● **Assignment**:
Note every line in the entries that contains the string "Garau", and copy it.

Dataset extract below:

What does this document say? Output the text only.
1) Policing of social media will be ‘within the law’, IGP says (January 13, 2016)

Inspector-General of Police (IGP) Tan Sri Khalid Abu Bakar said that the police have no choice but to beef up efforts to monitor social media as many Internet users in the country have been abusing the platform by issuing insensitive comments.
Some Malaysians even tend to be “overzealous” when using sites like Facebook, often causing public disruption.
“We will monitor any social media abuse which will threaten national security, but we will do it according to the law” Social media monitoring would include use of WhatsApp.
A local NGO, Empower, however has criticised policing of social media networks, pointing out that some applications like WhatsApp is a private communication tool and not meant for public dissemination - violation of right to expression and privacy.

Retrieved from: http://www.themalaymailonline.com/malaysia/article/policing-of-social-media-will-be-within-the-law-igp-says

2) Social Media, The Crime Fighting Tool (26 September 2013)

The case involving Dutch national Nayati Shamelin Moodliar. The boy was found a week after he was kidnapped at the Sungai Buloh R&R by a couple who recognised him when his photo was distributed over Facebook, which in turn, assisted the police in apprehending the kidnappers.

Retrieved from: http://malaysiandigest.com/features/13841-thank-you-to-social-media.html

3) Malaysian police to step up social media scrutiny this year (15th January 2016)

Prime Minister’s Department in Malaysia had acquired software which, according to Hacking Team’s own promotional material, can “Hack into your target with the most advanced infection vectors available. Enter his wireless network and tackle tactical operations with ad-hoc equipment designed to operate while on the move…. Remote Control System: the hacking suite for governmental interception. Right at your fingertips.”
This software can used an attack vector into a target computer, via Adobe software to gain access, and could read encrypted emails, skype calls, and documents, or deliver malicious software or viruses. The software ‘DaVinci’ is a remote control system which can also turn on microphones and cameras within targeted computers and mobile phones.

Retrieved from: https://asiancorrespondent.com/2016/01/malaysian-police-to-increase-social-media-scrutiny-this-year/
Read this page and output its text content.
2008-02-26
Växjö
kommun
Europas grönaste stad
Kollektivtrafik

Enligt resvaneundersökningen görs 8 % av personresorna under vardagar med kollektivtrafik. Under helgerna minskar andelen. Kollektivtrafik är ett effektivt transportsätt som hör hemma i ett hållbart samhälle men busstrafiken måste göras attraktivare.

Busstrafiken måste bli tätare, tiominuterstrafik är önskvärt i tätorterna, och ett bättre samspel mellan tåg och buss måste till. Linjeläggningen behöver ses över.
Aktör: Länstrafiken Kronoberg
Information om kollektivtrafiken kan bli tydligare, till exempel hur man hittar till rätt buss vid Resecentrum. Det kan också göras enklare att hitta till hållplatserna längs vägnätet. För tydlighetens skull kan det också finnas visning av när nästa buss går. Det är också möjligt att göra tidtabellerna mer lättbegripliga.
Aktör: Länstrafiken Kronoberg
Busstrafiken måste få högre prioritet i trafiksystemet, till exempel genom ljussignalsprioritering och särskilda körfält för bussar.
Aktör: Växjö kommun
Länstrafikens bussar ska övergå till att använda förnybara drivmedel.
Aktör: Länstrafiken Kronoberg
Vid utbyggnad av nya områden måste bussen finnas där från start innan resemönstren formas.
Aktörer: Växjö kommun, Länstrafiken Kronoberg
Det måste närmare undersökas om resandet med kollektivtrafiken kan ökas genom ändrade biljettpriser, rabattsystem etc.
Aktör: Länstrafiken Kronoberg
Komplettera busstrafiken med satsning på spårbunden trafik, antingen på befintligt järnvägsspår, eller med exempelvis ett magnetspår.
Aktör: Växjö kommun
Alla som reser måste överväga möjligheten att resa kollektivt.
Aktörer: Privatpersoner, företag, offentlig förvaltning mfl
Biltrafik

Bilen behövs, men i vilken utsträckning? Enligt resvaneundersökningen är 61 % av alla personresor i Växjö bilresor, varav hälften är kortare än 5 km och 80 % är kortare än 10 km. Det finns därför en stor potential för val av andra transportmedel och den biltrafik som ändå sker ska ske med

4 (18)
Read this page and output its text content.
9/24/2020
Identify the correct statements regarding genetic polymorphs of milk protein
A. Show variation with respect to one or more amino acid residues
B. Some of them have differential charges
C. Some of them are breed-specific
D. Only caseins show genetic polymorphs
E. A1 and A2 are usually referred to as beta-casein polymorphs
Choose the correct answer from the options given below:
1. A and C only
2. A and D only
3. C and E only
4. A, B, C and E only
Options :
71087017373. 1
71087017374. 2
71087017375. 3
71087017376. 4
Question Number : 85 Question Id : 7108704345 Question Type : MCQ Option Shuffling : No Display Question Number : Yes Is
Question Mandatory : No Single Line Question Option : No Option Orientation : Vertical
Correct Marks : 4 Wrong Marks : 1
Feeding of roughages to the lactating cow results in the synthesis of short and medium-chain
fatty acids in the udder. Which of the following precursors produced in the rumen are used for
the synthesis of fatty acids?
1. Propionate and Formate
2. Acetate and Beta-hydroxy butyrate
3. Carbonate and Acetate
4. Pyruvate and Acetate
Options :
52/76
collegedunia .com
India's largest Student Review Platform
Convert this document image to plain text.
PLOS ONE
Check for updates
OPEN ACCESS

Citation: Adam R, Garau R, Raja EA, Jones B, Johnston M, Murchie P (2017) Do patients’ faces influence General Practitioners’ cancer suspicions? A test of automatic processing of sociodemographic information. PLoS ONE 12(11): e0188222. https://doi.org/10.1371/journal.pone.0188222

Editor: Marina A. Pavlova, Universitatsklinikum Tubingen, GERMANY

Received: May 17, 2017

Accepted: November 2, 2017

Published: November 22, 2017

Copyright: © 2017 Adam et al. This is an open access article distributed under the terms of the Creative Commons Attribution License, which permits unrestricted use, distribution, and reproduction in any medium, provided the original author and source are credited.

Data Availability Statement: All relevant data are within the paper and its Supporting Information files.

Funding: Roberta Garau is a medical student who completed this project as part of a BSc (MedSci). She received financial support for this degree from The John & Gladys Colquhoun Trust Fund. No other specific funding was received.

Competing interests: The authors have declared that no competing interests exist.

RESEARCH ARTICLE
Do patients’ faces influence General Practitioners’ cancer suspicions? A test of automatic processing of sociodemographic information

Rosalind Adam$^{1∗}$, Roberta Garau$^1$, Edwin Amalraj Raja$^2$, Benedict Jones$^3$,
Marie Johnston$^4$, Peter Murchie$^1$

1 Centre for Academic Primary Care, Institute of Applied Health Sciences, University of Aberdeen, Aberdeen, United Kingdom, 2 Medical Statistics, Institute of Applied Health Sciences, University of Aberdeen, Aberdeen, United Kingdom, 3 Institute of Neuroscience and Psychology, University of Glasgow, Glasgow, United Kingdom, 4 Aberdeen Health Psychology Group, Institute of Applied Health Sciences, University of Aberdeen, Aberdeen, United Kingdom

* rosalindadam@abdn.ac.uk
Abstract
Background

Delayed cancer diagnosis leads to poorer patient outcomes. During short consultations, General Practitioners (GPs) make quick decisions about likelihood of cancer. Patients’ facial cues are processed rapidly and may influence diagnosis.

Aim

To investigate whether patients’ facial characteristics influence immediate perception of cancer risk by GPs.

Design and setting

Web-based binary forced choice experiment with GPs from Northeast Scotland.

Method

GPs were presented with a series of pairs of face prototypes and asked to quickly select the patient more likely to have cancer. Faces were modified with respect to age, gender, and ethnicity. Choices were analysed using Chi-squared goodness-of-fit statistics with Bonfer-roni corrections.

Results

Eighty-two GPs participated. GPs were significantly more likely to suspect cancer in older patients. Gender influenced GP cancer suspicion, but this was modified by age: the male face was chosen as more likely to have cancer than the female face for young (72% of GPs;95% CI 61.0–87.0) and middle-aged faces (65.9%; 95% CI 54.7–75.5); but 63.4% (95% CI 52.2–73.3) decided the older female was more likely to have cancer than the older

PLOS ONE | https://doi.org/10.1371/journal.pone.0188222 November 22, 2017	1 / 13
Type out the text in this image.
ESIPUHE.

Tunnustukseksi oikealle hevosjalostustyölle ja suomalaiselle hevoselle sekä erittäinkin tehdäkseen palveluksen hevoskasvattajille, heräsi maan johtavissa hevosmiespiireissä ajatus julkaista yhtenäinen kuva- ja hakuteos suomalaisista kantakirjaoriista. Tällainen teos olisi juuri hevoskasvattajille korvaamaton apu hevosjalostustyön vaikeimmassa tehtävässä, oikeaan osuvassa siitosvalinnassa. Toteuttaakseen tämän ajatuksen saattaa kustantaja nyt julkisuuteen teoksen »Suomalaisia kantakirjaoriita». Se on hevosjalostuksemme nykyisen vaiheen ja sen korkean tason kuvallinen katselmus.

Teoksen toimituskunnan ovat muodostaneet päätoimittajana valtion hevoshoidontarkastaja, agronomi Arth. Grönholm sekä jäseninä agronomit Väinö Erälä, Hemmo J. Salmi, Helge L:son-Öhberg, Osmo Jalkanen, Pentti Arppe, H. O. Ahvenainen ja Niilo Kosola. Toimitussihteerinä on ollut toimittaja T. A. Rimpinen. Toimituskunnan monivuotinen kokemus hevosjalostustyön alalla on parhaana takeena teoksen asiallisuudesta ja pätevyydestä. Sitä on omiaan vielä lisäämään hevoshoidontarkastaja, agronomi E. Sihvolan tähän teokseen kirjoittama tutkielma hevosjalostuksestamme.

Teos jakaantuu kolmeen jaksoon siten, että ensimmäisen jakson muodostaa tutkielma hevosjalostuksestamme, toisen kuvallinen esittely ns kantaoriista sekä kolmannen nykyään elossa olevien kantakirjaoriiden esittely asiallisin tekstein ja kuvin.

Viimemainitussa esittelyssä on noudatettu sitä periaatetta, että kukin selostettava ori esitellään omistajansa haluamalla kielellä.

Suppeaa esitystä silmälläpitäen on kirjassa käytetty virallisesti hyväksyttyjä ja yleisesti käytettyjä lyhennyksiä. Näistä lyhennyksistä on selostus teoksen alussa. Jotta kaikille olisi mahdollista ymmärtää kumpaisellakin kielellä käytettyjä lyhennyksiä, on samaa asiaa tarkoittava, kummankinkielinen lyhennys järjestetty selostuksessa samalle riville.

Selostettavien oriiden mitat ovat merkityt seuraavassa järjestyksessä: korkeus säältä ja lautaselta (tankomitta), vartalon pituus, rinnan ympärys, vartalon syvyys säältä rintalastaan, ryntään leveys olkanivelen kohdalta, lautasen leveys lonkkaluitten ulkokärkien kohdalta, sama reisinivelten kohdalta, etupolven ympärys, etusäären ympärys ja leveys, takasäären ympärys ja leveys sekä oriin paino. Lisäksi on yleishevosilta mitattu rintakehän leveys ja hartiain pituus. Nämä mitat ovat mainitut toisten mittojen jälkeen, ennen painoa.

End of Dataset extract.

● **Output of the exercise**:
Citation: Adam R, Garau R, Raja EA, Jones B, Johnston M, Murchie P (2017) Do patients’ faces influence General Practitioners’ cancer suspicions? A test of automatic processing of sociodemographic information. PLoS ONE 12(11): e0188222. https://doi.org/10.1371/journal.pone.0188222
Funding: Roberta Garau is a medical student who completed this project as part of a BSc (MedSci). She received financial support for this degree from The John & Gladys Colquhoun Trust Fund. No other specific funding was received.
Rosalind Adam$^{1∗}$, Roberta Garau$^1$, Edwin Amalraj Raja$^2$, Benedict Jones$^3$,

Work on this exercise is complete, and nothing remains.